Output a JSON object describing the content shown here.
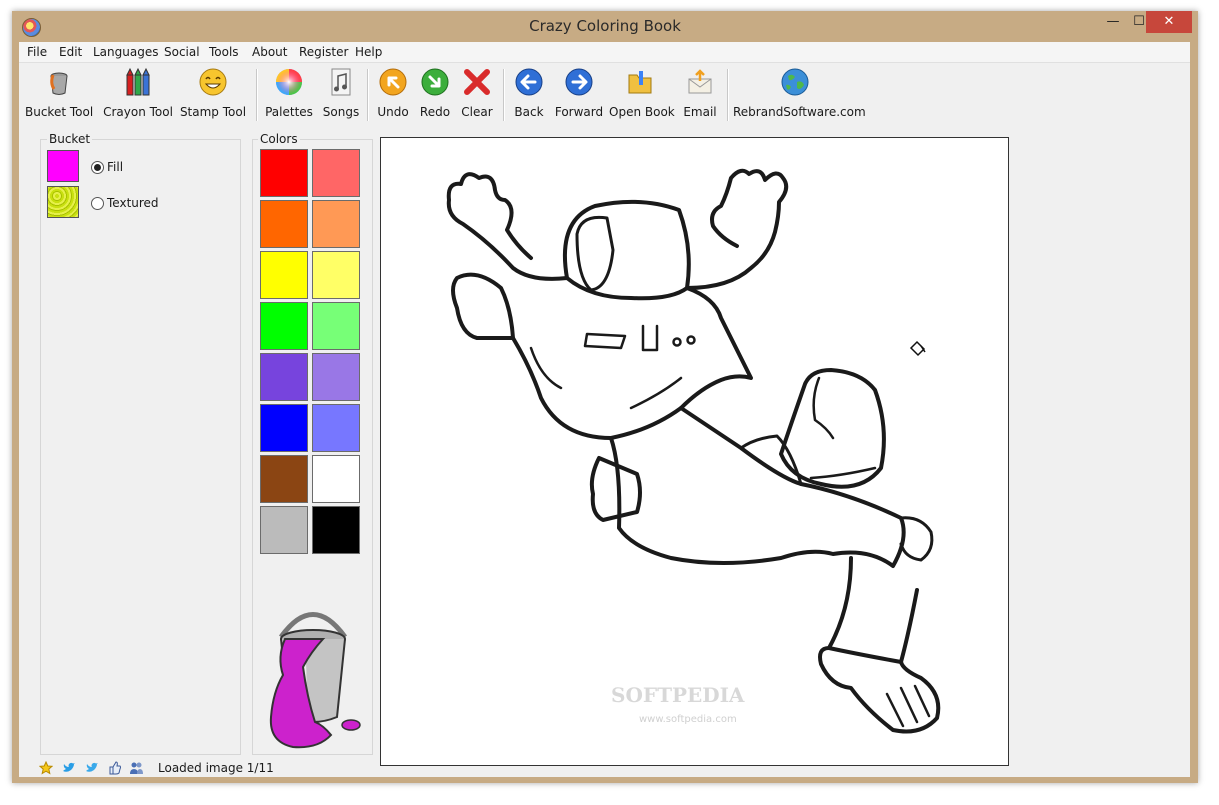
{
  "window": {
    "title": "Crazy Coloring Book",
    "minimize": "—",
    "maximize": "☐",
    "close": "✕"
  },
  "menu": [
    "File",
    "Edit",
    "Languages",
    "Social",
    "Tools",
    "About",
    "Register",
    "Help"
  ],
  "toolbar": {
    "bucket": "Bucket Tool",
    "crayon": "Crayon Tool",
    "stamp": "Stamp Tool",
    "palettes": "Palettes",
    "songs": "Songs",
    "undo": "Undo",
    "redo": "Redo",
    "clear": "Clear",
    "back": "Back",
    "forward": "Forward",
    "open_book": "Open Book",
    "email": "Email",
    "rebrand": "RebrandSoftware.com"
  },
  "bucket_panel": {
    "title": "Bucket",
    "fill_label": "Fill",
    "textured_label": "Textured",
    "fill_color": "#ff00ff",
    "mode": "fill"
  },
  "colors_panel": {
    "title": "Colors",
    "swatches": [
      "#ff0000",
      "#ff6666",
      "#ff6600",
      "#ff9955",
      "#ffff00",
      "#ffff66",
      "#00ff00",
      "#77ff77",
      "#7744dd",
      "#9977e6",
      "#0000ff",
      "#7777ff",
      "#8b4513",
      "#ffffff",
      "#bbbbbb",
      "#000000"
    ]
  },
  "status": {
    "text": "Loaded image 1/11"
  },
  "watermark": {
    "text": "SOFTPEDIA",
    "url": "www.softpedia.com"
  }
}
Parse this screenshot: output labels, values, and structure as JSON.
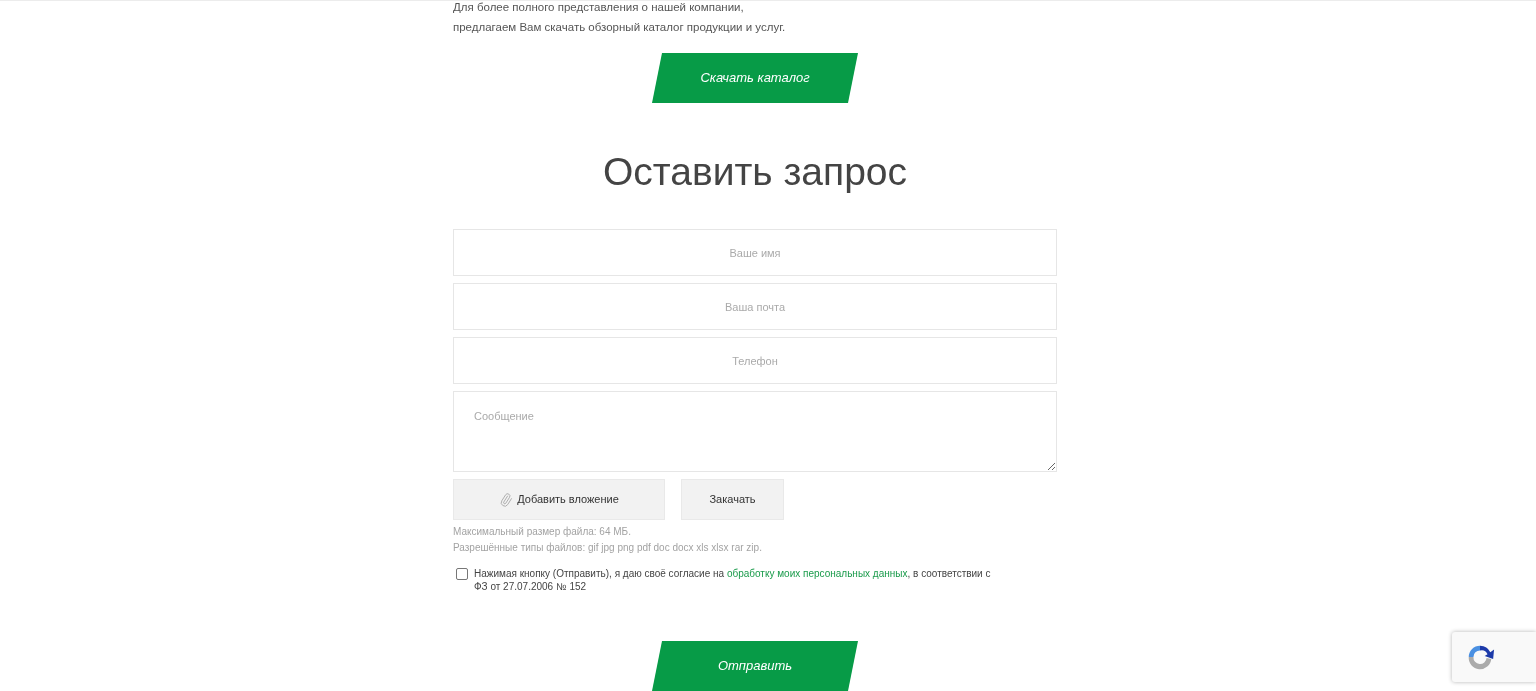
{
  "intro": {
    "lines": [
      "Для более полного представления о нашей компании,",
      "предлагаем Вам скачать обзорный каталог продукции и услуг."
    ]
  },
  "catalog_button": {
    "label": "Скачать каталог"
  },
  "heading": "Оставить запрос",
  "form": {
    "fields": [
      {
        "kind": "input",
        "placeholder": "Ваше имя"
      },
      {
        "kind": "input",
        "placeholder": "Ваша почта"
      },
      {
        "kind": "input",
        "placeholder": "Телефон"
      },
      {
        "kind": "textarea",
        "placeholder": "Сообщение"
      }
    ],
    "attach_button": {
      "label": "Добавить вложение"
    },
    "upload_button": {
      "label": "Закачать"
    },
    "hints": [
      "Максимальный размер файла: 64 МБ.",
      "Разрешённые типы файлов: gif jpg png pdf doc docx xls xlsx rar zip."
    ],
    "consent": {
      "checked": false,
      "text_before": "Нажимая кнопку (Отправить), я даю своё согласие на ",
      "link": "обработку моих персональных данных",
      "text_after": ", в соответствии с ФЗ от 27.07.2006 № 152"
    },
    "submit_button": {
      "label": "Отправить"
    }
  }
}
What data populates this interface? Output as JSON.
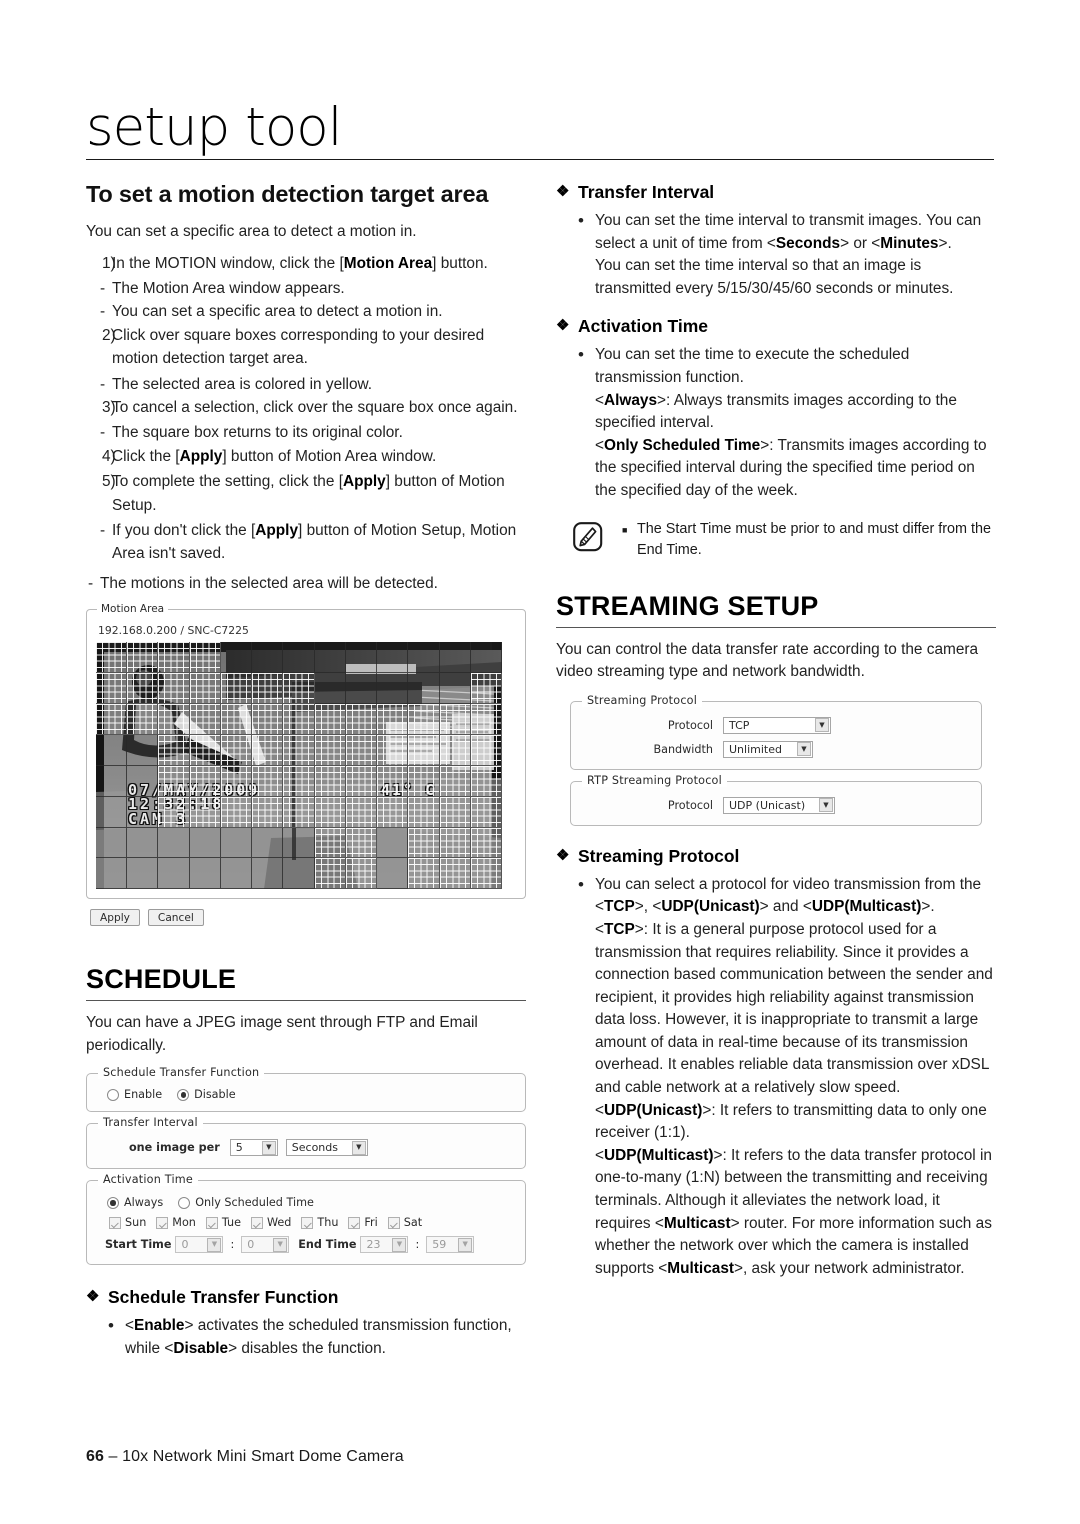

- - - -

EXERCISE — Report how many lines in the records hold the word "каталог", giving the number and nothing else.

TASK RESPONSE — 2